----- SELECTED TEXT -----

According to Michael Bloomberg’s anti-gun agitators at thetrace.org, she told her parents about the gun after she failed to kill herself. Her father “promptly got rid of it.” A month later, Weathers’ mother Janet Delana called Odessa Gun & Pawn, fearing that her daughter would use her Social Security mental disability payment to purchase another handgun, with tragic consequences.

On June 25, 2012 she phoned Odessa to ask them not to sell Weathers a weapon. “I’m begging you,” said Janet, according to a legal brief provided to The Trace [ED: by the Brady Campaign to Prevent Gun Violence]. “I’m begging you as a mother, if she comes in, please don’t sell her a gun.”

-----

SHORT PROBLEM A. According to the excerpt about the gun sale, on what date did Janet Delana phone Odessa to ask them not to sell Weathers a weapon?

----- INFORMATION SHOWN -----

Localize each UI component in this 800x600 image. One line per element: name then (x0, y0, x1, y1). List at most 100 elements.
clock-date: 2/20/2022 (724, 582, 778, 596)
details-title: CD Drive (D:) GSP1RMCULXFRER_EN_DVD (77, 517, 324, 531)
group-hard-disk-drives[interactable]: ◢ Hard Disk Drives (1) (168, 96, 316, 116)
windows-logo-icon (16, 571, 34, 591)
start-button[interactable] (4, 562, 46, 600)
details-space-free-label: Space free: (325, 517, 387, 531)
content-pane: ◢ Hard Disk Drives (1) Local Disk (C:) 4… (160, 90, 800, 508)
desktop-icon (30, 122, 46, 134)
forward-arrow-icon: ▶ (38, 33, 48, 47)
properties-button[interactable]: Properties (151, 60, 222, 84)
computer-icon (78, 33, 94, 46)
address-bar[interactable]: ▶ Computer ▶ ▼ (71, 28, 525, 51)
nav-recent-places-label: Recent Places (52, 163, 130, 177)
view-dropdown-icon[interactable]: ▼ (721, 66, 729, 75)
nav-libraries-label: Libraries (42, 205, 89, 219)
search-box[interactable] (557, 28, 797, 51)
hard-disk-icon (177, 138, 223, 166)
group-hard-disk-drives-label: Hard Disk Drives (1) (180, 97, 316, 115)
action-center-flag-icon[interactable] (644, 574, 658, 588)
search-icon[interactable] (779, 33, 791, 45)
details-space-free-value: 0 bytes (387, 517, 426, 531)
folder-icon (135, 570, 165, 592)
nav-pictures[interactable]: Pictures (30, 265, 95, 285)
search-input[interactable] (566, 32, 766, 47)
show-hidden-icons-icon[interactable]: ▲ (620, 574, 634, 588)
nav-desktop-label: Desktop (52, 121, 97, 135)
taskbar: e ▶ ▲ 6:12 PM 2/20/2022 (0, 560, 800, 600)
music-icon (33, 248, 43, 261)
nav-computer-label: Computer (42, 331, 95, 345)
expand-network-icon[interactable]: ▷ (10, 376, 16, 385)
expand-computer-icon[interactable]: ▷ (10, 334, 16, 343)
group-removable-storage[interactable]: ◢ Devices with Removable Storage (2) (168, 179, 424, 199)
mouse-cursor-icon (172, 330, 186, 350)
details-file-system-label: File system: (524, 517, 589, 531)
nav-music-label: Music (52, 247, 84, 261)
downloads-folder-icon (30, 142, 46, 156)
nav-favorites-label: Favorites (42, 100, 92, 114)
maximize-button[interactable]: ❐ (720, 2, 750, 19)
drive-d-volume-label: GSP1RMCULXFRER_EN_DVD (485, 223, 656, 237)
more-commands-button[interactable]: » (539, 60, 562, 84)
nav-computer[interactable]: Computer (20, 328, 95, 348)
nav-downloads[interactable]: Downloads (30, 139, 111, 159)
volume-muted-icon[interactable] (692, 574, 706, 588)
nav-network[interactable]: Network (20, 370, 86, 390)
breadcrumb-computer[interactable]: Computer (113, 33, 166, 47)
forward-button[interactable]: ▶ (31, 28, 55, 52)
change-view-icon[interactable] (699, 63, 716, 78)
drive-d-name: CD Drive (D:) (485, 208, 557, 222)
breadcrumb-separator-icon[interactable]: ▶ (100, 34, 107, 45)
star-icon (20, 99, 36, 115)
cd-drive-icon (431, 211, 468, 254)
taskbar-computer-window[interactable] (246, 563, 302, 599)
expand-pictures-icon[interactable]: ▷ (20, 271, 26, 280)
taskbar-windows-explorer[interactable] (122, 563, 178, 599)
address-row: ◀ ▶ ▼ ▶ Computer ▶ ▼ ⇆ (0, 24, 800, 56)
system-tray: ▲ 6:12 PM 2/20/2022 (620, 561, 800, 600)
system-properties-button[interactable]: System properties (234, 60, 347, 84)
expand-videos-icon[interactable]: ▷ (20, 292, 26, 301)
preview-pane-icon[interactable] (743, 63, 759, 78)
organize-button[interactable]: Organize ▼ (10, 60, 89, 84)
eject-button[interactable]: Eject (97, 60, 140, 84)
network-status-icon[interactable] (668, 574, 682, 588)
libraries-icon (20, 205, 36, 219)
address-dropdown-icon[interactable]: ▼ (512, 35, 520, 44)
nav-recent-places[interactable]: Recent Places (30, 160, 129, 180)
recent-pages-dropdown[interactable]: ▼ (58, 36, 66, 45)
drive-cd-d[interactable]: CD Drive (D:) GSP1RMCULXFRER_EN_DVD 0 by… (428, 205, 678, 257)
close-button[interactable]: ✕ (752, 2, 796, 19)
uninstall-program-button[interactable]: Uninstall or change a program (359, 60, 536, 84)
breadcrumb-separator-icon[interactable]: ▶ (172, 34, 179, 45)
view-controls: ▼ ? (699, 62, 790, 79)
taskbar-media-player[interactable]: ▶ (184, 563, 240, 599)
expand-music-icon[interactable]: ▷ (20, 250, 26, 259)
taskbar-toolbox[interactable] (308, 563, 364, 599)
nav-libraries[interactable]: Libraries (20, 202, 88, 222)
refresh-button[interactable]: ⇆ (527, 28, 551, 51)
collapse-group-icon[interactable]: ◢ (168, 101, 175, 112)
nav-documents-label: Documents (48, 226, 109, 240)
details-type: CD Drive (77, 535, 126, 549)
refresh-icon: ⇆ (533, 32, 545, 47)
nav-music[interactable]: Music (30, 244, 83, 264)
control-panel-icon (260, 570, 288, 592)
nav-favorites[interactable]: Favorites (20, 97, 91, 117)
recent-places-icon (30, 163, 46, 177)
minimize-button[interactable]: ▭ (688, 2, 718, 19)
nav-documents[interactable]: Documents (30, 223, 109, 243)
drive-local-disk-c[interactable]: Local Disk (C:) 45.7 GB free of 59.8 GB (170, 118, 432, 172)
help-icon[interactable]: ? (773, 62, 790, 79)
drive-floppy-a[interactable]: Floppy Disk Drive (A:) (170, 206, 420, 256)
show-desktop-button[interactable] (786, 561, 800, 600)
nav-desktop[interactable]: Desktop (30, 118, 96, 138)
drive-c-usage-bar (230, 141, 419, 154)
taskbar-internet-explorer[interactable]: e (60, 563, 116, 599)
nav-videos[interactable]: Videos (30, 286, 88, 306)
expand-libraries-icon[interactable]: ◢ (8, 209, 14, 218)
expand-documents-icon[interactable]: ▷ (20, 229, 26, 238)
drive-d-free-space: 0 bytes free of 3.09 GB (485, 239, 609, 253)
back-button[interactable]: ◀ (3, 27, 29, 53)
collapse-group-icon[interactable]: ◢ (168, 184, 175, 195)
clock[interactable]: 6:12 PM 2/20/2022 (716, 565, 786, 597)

-----

SHORT PROBLEM B. Copy out the listing lines word for word, starting at the first line of the listing and ending at the line that contains "hard-disk-icon (177, 138, 223, 166)".

TASK RESULT A. June 25, 2012

TASK RESULT B.
Localize each UI component in this 800x600 image. One line per element: name then (x0, y0, x1, y1). List at most 100 elements.
clock-date: 2/20/2022 (724, 582, 778, 596)
details-title: CD Drive (D:) GSP1RMCULXFRER_EN_DVD (77, 517, 324, 531)
group-hard-disk-drives[interactable]: ◢ Hard Disk Drives (1) (168, 96, 316, 116)
windows-logo-icon (16, 571, 34, 591)
start-button[interactable] (4, 562, 46, 600)
details-space-free-label: Space free: (325, 517, 387, 531)
content-pane: ◢ Hard Disk Drives (1) Local Disk (C:) 4… (160, 90, 800, 508)
desktop-icon (30, 122, 46, 134)
forward-arrow-icon: ▶ (38, 33, 48, 47)
properties-button[interactable]: Properties (151, 60, 222, 84)
computer-icon (78, 33, 94, 46)
address-bar[interactable]: ▶ Computer ▶ ▼ (71, 28, 525, 51)
nav-recent-places-label: Recent Places (52, 163, 130, 177)
view-dropdown-icon[interactable]: ▼ (721, 66, 729, 75)
nav-libraries-label: Libraries (42, 205, 89, 219)
search-box[interactable] (557, 28, 797, 51)
hard-disk-icon (177, 138, 223, 166)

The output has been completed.